The listing below should be copied in full, word for word.

-- START Dataset content --

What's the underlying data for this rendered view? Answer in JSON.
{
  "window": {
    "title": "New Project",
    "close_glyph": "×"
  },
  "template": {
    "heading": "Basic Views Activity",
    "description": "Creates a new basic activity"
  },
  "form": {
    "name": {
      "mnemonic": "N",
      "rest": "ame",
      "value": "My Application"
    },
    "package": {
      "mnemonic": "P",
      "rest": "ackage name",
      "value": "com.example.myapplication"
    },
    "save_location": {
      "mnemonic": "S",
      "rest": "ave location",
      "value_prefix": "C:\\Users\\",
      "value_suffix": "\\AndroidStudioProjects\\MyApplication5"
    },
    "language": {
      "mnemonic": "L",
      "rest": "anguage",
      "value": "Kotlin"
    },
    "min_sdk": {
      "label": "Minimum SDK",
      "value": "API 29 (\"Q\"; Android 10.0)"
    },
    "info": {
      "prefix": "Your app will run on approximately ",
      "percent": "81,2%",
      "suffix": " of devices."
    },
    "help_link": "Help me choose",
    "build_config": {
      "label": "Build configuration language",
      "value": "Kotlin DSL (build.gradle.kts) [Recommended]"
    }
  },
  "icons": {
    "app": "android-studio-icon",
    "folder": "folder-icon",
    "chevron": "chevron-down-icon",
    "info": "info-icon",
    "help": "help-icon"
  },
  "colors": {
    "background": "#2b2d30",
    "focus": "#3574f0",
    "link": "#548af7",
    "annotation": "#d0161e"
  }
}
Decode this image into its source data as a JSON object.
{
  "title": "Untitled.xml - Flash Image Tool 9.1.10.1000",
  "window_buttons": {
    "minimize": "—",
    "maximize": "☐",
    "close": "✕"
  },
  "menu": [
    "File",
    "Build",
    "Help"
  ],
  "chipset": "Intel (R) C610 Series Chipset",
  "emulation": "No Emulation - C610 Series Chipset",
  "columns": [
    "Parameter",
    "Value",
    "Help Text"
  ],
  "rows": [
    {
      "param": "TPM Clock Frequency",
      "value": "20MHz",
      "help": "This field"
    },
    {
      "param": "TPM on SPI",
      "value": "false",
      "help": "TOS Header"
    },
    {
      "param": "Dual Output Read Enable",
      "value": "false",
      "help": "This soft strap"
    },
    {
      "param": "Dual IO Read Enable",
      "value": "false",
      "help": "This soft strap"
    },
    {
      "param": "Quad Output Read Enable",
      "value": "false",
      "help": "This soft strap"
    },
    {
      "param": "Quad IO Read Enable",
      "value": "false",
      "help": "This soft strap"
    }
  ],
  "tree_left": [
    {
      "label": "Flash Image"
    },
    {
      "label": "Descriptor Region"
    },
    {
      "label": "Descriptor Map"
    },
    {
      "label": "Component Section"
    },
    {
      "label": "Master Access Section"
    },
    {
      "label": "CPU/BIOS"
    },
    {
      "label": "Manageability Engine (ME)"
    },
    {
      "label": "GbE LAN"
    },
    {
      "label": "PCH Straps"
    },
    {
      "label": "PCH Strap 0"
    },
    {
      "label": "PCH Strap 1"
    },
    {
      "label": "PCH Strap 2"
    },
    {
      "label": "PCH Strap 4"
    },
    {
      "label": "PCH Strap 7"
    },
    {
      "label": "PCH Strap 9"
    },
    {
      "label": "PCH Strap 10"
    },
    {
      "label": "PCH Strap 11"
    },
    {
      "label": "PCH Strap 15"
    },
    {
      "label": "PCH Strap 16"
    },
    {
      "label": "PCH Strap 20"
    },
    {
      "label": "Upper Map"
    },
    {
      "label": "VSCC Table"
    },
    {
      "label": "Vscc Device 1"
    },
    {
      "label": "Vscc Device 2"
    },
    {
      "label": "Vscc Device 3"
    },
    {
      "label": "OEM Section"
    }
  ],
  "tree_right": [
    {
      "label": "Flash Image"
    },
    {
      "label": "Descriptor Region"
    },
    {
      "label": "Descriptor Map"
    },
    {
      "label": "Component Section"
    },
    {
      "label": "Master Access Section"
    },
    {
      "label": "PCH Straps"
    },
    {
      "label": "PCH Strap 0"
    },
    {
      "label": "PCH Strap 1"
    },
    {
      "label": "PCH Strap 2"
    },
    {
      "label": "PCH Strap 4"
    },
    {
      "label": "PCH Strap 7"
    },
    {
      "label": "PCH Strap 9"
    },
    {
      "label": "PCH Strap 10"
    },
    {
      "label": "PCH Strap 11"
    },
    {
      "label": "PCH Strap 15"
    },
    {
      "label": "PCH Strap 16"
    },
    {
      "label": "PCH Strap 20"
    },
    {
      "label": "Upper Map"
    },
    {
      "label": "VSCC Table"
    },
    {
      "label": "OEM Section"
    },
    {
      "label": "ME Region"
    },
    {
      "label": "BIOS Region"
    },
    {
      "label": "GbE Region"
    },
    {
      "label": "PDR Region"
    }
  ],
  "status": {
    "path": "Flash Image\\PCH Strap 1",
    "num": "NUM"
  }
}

-- END Dataset content --

__Response__:
What's the underlying data for this rendered view? Answer in JSON.
{
  "window": {
    "title": "New Project",
    "close_glyph": "×"
  },
  "template": {
    "heading": "Basic Views Activity",
    "description": "Creates a new basic activity"
  },
  "form": {
    "name": {
      "mnemonic": "N",
      "rest": "ame",
      "value": "My Application"
    },
    "package": {
      "mnemonic": "P",
      "rest": "ackage name",
      "value": "com.example.myapplication"
    },
    "save_location": {
      "mnemonic": "S",
      "rest": "ave location",
      "value_prefix": "C:\\Users\\",
      "value_suffix": "\\AndroidStudioProjects\\MyApplication5"
    },
    "language": {
      "mnemonic": "L",
      "rest": "anguage",
      "value": "Kotlin"
    },
    "min_sdk": {
      "label": "Minimum SDK",
      "value": "API 29 (\"Q\"; Android 10.0)"
    },
    "info": {
      "prefix": "Your app will run on approximately ",
      "percent": "81,2%",
      "suffix": " of devices."
    },
    "help_link": "Help me choose",
    "build_config": {
      "label": "Build configuration language",
      "value": "Kotlin DSL (build.gradle.kts) [Recommended]"
    }
  },
  "icons": {
    "app": "android-studio-icon",
    "folder": "folder-icon",
    "chevron": "chevron-down-icon",
    "info": "info-icon",
    "help": "help-icon"
  },
  "colors": {
    "background": "#2b2d30",
    "focus": "#3574f0",
    "link": "#548af7",
    "annotation": "#d0161e"
  }
}
Decode this image into its source data as a JSON object.
{
  "title": "Untitled.xml - Flash Image Tool 9.1.10.1000",
  "window_buttons": {
    "minimize": "—",
    "maximize": "☐",
    "close": "✕"
  },
  "menu": [
    "File",
    "Build",
    "Help"
  ],
  "chipset": "Intel (R) C610 Series Chipset",
  "emulation": "No Emulation - C610 Series Chipset",
  "columns": [
    "Parameter",
    "Value",
    "Help Text"
  ],
  "rows": [
    {
      "param": "TPM Clock Frequency",
      "value": "20MHz",
      "help": "This field"
    },
    {
      "param": "TPM on SPI",
      "value": "false",
      "help": "TOS Header"
    },
    {
      "param": "Dual Output Read Enable",
      "value": "false",
      "help": "This soft strap"
    },
    {
      "param": "Dual IO Read Enable",
      "value": "false",
      "help": "This soft strap"
    },
    {
      "param": "Quad Output Read Enable",
      "value": "false",
      "help": "This soft strap"
    },
    {
      "param": "Quad IO Read Enable",
      "value": "false",
      "help": "This soft strap"
    }
  ],
  "tree_left": [
    {
      "label": "Flash Image"
    },
    {
      "label": "Descriptor Region"
    },
    {
      "label": "Descriptor Map"
    },
    {
      "label": "Component Section"
    },
    {
      "label": "Master Access Section"
    },
    {
      "label": "CPU/BIOS"
    },
    {
      "label": "Manageability Engine (ME)"
    },
    {
      "label": "GbE LAN"
    },
    {
      "label": "PCH Straps"
    },
    {
      "label": "PCH Strap 0"
    },
    {
      "label": "PCH Strap 1"
    },
    {
      "label": "PCH Strap 2"
    },
    {
      "label": "PCH Strap 4"
    },
    {
      "label": "PCH Strap 7"
    },
    {
      "label": "PCH Strap 9"
    },
    {
      "label": "PCH Strap 10"
    },
    {
      "label": "PCH Strap 11"
    },
    {
      "label": "PCH Strap 15"
    },
    {
      "label": "PCH Strap 16"
    },
    {
      "label": "PCH Strap 20"
    },
    {
      "label": "Upper Map"
    },
    {
      "label": "VSCC Table"
    },
    {
      "label": "Vscc Device 1"
    },
    {
      "label": "Vscc Device 2"
    },
    {
      "label": "Vscc Device 3"
    },
    {
      "label": "OEM Section"
    }
  ],
  "tree_right": [
    {
      "label": "Flash Image"
    },
    {
      "label": "Descriptor Region"
    },
    {
      "label": "Descriptor Map"
    },
    {
      "label": "Component Section"
    },
    {
      "label": "Master Access Section"
    },
    {
      "label": "PCH Straps"
    },
    {
      "label": "PCH Strap 0"
    },
    {
      "label": "PCH Strap 1"
    },
    {
      "label": "PCH Strap 2"
    },
    {
      "label": "PCH Strap 4"
    },
    {
      "label": "PCH Strap 7"
    },
    {
      "label": "PCH Strap 9"
    },
    {
      "label": "PCH Strap 10"
    },
    {
      "label": "PCH Strap 11"
    },
    {
      "label": "PCH Strap 15"
    },
    {
      "label": "PCH Strap 16"
    },
    {
      "label": "PCH Strap 20"
    },
    {
      "label": "Upper Map"
    },
    {
      "label": "VSCC Table"
    },
    {
      "label": "OEM Section"
    },
    {
      "label": "ME Region"
    },
    {
      "label": "BIOS Region"
    },
    {
      "label": "GbE Region"
    },
    {
      "label": "PDR Region"
    }
  ],
  "status": {
    "path": "Flash Image\\PCH Strap 1",
    "num": "NUM"
  }
}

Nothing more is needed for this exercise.